**Exercise:**
Pull out each line of the records holding the string "Bhavans".

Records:
·····

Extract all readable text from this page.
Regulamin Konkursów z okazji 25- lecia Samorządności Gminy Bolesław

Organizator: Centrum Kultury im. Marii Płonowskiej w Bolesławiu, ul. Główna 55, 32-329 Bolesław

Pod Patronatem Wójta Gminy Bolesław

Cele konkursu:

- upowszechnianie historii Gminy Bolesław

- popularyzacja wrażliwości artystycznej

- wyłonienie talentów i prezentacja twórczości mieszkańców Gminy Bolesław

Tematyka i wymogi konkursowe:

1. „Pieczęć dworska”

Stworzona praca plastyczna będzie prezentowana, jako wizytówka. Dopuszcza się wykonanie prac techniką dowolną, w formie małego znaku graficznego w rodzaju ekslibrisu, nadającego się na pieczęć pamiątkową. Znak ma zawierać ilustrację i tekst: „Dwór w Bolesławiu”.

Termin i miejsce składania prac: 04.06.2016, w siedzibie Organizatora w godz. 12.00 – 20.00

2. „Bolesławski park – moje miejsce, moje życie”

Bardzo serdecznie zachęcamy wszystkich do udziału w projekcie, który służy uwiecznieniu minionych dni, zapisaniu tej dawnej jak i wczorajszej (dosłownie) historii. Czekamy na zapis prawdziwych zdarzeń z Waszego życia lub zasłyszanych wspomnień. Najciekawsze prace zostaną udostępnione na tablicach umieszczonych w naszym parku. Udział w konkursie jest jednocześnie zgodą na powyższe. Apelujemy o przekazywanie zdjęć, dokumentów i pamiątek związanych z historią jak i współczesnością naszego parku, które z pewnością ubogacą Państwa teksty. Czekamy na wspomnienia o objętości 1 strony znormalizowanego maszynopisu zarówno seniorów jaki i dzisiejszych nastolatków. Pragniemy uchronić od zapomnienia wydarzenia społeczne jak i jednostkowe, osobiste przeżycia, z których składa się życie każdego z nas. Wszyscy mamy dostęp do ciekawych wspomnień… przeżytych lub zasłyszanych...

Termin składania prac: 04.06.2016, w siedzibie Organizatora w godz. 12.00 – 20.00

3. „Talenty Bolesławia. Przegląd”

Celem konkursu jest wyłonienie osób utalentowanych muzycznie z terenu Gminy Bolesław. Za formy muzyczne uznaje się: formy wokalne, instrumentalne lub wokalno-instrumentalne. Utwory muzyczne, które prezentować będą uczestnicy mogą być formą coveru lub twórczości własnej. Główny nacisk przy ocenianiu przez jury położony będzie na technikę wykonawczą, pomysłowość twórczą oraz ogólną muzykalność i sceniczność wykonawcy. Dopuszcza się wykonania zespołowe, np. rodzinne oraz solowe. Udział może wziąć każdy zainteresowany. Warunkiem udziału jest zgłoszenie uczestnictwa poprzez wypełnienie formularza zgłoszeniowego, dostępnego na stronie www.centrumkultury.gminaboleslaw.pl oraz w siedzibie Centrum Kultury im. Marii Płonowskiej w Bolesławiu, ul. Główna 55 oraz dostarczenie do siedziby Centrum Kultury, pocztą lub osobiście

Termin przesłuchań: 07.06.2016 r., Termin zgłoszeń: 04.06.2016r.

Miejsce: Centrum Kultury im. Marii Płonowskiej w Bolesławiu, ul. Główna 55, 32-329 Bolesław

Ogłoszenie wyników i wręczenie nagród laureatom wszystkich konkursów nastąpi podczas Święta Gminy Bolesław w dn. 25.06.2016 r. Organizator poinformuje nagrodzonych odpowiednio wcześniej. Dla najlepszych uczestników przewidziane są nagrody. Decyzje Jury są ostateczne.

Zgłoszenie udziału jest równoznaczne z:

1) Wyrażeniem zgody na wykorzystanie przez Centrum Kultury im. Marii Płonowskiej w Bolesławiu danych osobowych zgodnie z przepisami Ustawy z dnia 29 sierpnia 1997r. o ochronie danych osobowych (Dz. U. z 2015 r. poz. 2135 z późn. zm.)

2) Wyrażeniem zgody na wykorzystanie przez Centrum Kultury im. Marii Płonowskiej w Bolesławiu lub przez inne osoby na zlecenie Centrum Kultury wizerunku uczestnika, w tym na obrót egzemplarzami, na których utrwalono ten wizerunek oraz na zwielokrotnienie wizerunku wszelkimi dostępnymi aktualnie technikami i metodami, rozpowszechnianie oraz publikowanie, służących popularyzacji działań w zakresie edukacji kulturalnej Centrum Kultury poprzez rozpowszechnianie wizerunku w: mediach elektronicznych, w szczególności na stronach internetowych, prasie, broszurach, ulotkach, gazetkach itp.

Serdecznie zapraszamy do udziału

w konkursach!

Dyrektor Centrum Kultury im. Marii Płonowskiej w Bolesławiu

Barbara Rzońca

·····

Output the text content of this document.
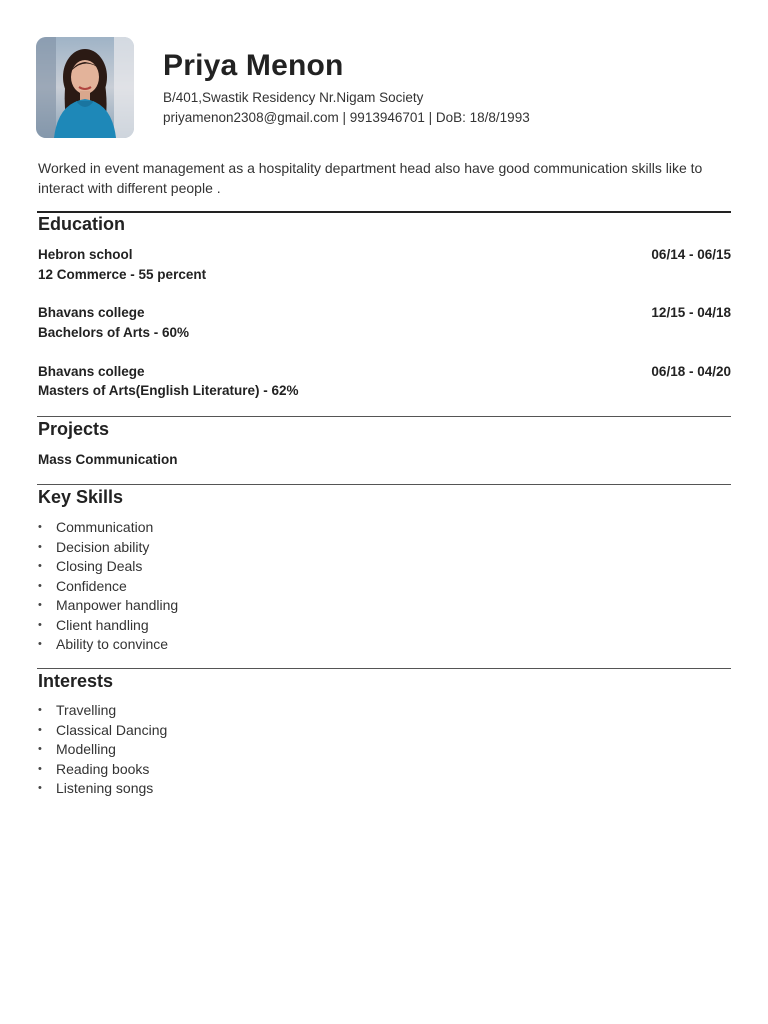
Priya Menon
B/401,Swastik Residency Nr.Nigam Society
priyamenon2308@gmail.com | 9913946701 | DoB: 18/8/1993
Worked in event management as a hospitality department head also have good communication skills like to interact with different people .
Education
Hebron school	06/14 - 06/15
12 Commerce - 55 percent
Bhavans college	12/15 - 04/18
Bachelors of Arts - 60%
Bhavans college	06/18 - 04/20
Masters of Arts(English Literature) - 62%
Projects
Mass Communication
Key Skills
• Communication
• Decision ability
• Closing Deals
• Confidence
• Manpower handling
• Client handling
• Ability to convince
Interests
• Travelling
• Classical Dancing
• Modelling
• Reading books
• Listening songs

·····

**Task response:**
Bhavans college	12/15 - 04/18
Bhavans college	06/18 - 04/20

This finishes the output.